## [Exercise instructions]
Copy out all lines that hold "Shear".

## [Data listing]
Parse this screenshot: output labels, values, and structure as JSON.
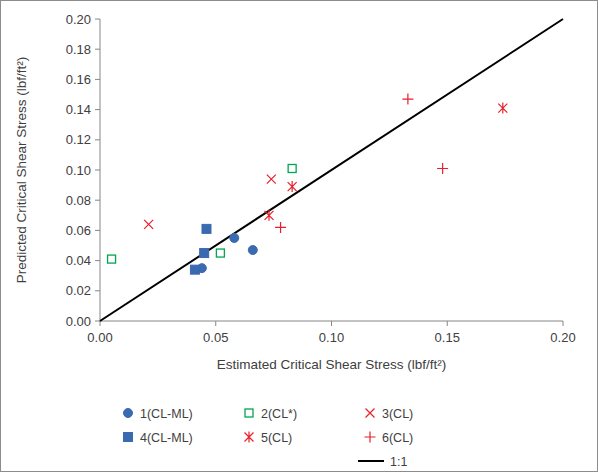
{
  "chart_data": {
    "type": "scatter",
    "x_label": "Estimated Critical Shear Stress (lbf/ft²)",
    "y_label": "Predicted Critical Shear Stress (lbf/ft²)",
    "xlim": [
      0,
      0.2
    ],
    "ylim": [
      0,
      0.2
    ],
    "xticks": [
      {
        "value": 0,
        "label": "0.00"
      },
      {
        "value": 0.05,
        "label": "0.05"
      },
      {
        "value": 0.1,
        "label": "0.10"
      },
      {
        "value": 0.15,
        "label": "0.15"
      },
      {
        "value": 0.2,
        "label": "0.20"
      }
    ],
    "yticks": [
      {
        "value": 0,
        "label": "0.00"
      },
      {
        "value": 0.02,
        "label": "0.02"
      },
      {
        "value": 0.04,
        "label": "0.04"
      },
      {
        "value": 0.06,
        "label": "0.06"
      },
      {
        "value": 0.08,
        "label": "0.08"
      },
      {
        "value": 0.1,
        "label": "0.10"
      },
      {
        "value": 0.12,
        "label": "0.12"
      },
      {
        "value": 0.14,
        "label": "0.14"
      },
      {
        "value": 0.16,
        "label": "0.16"
      },
      {
        "value": 0.18,
        "label": "0.18"
      },
      {
        "value": 0.2,
        "label": "0.20"
      }
    ],
    "grid": false,
    "legend": "bottom",
    "series": [
      {
        "name": "1(CL-ML)",
        "color": "#3a6ab0",
        "marker": "circle",
        "x": [
          0.058,
          0.066,
          0.044
        ],
        "values": [
          0.055,
          0.047,
          0.035
        ]
      },
      {
        "name": "2(CL*)",
        "color": "#00a651",
        "marker": "open-square",
        "x": [
          0.005,
          0.052,
          0.083
        ],
        "values": [
          0.041,
          0.045,
          0.101
        ]
      },
      {
        "name": "3(CL)",
        "color": "#e8202a",
        "marker": "x",
        "x": [
          0.021,
          0.074
        ],
        "values": [
          0.064,
          0.094
        ]
      },
      {
        "name": "4(CL-ML)",
        "color": "#3a6ab0",
        "marker": "square",
        "x": [
          0.046,
          0.045,
          0.041
        ],
        "values": [
          0.061,
          0.045,
          0.034
        ]
      },
      {
        "name": "5(CL)",
        "color": "#e8202a",
        "marker": "asterisk",
        "x": [
          0.073,
          0.083,
          0.174
        ],
        "values": [
          0.07,
          0.089,
          0.141
        ]
      },
      {
        "name": "6(CL)",
        "color": "#e8202a",
        "marker": "plus",
        "x": [
          0.078,
          0.133,
          0.148
        ],
        "values": [
          0.062,
          0.147,
          0.101
        ]
      },
      {
        "name": "1:1",
        "color": "#000000",
        "type": "line",
        "line_style": "solid",
        "x": [
          0,
          0.2
        ],
        "values": [
          0,
          0.2
        ]
      }
    ]
  }
}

## [Task answer]
    "x_label": "Estimated Critical Shear Stress (lbf/ft²)",
    "y_label": "Predicted Critical Shear Stress (lbf/ft²)",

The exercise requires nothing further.